_Given task_
Using the records provided below, locate and copy each line that contains the word "durch".

* START Provided entries *

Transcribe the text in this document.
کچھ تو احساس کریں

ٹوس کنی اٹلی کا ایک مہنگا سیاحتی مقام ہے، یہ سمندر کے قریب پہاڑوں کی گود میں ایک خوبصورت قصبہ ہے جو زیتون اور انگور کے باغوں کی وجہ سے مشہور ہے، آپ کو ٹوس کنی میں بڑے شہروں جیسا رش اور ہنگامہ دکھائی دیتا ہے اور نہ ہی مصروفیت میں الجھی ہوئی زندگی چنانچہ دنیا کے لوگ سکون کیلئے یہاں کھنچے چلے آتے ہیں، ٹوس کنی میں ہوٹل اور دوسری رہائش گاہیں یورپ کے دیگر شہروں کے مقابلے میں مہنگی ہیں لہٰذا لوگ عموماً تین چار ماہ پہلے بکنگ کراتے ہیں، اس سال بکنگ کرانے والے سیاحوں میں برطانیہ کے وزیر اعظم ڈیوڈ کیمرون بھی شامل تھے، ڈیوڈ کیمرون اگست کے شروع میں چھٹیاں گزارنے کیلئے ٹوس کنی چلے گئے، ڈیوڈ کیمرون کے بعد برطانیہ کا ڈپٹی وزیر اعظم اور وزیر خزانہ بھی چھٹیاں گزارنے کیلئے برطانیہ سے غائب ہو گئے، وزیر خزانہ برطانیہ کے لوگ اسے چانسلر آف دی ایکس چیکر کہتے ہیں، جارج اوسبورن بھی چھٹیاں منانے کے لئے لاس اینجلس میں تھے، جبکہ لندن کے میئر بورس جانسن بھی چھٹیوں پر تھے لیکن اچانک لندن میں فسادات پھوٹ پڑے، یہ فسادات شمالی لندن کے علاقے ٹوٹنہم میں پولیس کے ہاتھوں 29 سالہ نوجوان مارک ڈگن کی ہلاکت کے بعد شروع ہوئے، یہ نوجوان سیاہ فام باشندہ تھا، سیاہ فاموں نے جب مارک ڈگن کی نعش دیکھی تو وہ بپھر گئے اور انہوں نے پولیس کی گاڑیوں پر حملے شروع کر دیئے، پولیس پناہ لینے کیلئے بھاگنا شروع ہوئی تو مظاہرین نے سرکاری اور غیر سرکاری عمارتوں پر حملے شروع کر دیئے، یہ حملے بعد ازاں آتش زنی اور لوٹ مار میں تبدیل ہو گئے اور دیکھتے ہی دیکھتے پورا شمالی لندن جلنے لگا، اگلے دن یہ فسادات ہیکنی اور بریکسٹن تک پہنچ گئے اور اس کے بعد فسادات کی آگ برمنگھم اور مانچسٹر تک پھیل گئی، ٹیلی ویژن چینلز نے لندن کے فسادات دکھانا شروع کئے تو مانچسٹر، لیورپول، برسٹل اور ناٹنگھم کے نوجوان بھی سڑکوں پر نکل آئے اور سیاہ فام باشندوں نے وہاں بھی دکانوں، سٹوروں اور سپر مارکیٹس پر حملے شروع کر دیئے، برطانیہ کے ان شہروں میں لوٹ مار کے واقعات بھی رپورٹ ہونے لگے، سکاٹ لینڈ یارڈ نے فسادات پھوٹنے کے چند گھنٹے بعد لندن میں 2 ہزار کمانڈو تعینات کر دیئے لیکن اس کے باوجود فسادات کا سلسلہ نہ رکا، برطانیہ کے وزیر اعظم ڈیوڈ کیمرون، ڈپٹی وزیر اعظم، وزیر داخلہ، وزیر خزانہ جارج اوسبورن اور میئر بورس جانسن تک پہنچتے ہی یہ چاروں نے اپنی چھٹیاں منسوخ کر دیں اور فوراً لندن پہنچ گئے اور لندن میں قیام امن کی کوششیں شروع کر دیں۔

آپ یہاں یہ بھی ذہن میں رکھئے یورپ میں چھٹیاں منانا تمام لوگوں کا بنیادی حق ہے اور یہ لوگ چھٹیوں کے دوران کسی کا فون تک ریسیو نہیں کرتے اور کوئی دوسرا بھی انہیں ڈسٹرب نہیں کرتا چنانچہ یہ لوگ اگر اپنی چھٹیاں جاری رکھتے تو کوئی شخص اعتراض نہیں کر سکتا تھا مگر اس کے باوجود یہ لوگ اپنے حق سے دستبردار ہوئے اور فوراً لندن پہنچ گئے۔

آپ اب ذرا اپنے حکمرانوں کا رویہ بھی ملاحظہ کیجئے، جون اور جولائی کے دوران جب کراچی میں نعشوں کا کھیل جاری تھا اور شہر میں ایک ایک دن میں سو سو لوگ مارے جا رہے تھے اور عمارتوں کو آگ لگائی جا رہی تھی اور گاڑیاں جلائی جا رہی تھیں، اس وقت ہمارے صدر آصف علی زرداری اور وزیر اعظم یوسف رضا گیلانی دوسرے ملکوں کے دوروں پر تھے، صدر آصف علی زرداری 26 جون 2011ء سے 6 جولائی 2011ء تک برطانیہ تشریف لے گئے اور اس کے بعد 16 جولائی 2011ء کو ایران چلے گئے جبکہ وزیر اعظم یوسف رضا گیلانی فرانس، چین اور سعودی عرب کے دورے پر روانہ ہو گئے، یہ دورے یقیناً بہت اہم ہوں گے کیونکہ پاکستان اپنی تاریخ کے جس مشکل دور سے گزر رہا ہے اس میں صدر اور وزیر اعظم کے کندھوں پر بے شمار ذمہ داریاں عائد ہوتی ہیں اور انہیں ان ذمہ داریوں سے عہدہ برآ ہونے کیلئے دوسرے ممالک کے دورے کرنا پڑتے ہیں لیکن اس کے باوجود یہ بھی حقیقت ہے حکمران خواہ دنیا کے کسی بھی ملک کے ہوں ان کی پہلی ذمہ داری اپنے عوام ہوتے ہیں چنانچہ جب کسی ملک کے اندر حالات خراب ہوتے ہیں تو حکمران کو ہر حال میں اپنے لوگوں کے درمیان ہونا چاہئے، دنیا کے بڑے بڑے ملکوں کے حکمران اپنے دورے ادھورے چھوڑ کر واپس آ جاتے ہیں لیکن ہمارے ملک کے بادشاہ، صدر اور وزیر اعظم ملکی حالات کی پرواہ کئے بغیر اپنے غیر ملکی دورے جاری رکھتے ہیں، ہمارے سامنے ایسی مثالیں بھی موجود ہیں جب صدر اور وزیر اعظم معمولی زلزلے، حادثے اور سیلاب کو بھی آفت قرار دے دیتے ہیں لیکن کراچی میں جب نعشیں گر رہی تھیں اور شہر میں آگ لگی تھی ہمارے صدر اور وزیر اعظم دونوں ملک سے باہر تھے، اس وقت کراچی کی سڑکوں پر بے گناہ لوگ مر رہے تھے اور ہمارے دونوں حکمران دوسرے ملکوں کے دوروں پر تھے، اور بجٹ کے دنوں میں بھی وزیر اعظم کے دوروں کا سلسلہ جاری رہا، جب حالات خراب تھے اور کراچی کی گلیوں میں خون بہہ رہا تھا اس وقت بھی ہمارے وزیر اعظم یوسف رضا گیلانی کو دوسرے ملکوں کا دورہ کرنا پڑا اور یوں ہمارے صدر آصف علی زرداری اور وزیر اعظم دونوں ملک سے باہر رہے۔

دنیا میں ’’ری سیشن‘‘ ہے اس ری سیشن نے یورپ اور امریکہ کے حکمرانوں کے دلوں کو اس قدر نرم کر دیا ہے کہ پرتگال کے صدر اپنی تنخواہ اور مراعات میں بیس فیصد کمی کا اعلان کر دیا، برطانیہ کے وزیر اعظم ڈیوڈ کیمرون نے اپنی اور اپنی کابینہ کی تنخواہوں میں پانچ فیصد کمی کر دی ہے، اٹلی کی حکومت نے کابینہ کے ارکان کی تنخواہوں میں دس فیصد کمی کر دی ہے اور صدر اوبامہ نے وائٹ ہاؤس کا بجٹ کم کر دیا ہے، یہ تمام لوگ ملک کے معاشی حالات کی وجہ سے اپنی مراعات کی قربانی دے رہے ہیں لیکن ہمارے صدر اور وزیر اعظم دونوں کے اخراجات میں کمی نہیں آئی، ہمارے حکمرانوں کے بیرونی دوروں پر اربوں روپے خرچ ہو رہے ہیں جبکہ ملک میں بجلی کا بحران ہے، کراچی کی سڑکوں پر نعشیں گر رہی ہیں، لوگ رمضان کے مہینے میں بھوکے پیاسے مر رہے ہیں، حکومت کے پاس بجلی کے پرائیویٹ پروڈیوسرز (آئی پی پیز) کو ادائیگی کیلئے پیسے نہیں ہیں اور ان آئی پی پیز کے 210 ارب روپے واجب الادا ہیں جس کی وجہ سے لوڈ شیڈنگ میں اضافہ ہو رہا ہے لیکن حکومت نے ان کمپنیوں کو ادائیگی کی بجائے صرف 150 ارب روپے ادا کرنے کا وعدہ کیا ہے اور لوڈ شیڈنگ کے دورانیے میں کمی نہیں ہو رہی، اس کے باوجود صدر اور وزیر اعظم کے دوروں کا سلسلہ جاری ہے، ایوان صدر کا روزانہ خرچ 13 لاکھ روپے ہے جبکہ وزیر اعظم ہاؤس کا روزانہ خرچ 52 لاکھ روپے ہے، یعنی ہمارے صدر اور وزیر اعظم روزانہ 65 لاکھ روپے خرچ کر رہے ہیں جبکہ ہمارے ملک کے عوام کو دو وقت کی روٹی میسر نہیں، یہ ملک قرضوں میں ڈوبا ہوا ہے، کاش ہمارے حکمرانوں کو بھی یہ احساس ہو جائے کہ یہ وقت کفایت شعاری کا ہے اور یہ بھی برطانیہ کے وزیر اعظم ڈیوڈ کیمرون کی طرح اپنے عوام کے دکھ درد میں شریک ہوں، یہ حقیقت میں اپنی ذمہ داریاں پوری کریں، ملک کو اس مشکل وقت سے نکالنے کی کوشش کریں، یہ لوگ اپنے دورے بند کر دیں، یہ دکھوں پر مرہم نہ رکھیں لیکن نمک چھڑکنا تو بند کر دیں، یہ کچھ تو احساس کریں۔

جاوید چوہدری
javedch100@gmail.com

* END Provided entries *
* START Provided entries *

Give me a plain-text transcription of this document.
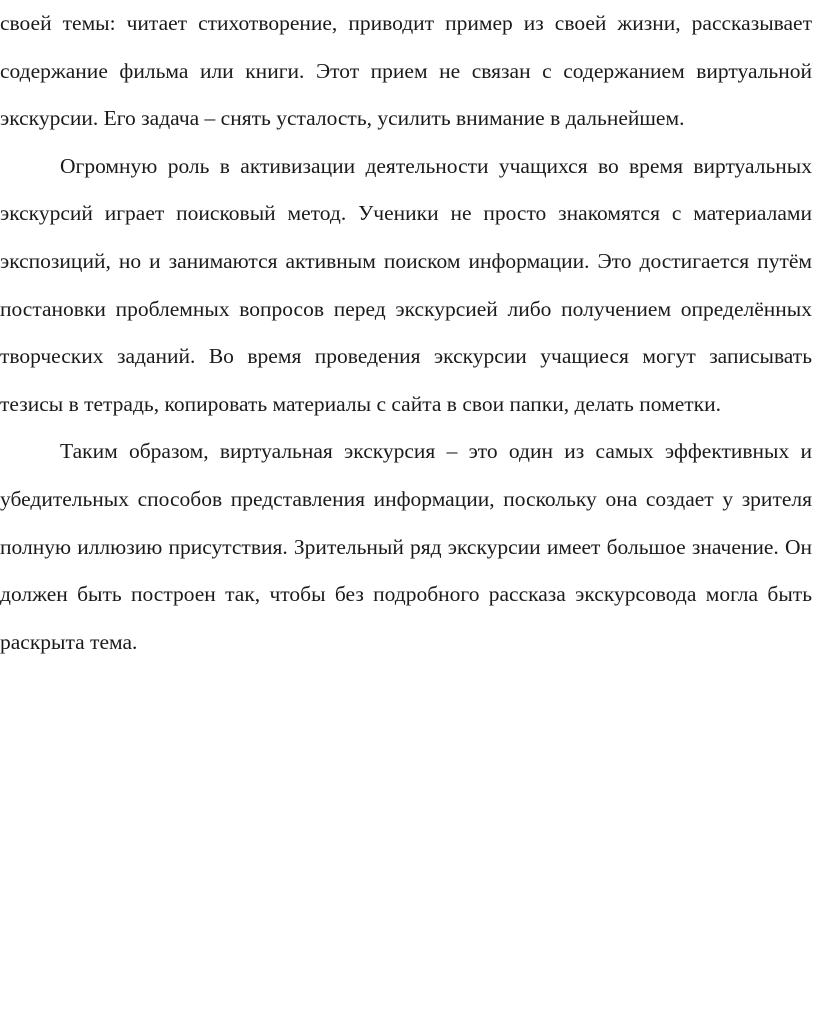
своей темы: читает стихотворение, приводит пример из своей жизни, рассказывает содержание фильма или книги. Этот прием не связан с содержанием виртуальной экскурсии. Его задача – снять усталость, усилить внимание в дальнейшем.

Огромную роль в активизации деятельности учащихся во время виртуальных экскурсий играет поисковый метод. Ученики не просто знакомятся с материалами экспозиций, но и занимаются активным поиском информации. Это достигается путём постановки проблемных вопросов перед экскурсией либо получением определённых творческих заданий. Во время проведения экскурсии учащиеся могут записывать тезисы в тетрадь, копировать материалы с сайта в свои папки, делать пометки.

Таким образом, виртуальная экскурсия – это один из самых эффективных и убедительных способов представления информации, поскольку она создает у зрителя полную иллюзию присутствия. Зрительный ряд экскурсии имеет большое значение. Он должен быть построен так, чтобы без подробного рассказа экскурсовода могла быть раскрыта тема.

* END Provided entries *
* START Provided entries *

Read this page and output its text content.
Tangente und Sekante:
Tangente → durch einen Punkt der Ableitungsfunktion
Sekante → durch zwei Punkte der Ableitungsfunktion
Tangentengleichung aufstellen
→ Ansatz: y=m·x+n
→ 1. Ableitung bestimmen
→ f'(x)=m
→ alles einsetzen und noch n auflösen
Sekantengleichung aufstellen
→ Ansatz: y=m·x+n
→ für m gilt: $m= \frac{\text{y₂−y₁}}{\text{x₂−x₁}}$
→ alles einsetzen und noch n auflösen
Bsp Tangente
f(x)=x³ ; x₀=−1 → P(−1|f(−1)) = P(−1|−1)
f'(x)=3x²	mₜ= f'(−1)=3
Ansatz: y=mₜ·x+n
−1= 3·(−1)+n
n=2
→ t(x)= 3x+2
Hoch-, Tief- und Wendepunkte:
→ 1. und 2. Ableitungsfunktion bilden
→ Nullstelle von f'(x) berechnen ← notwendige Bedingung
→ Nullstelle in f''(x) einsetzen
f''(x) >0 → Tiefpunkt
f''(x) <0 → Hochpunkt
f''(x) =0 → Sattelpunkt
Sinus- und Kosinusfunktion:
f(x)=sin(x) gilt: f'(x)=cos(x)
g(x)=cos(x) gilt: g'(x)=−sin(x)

* END Provided entries *

_Exercise response_
Tangente → durch einen Punkt der Ableitungsfunktion
Sekante → durch zwei Punkte der Ableitungsfunktion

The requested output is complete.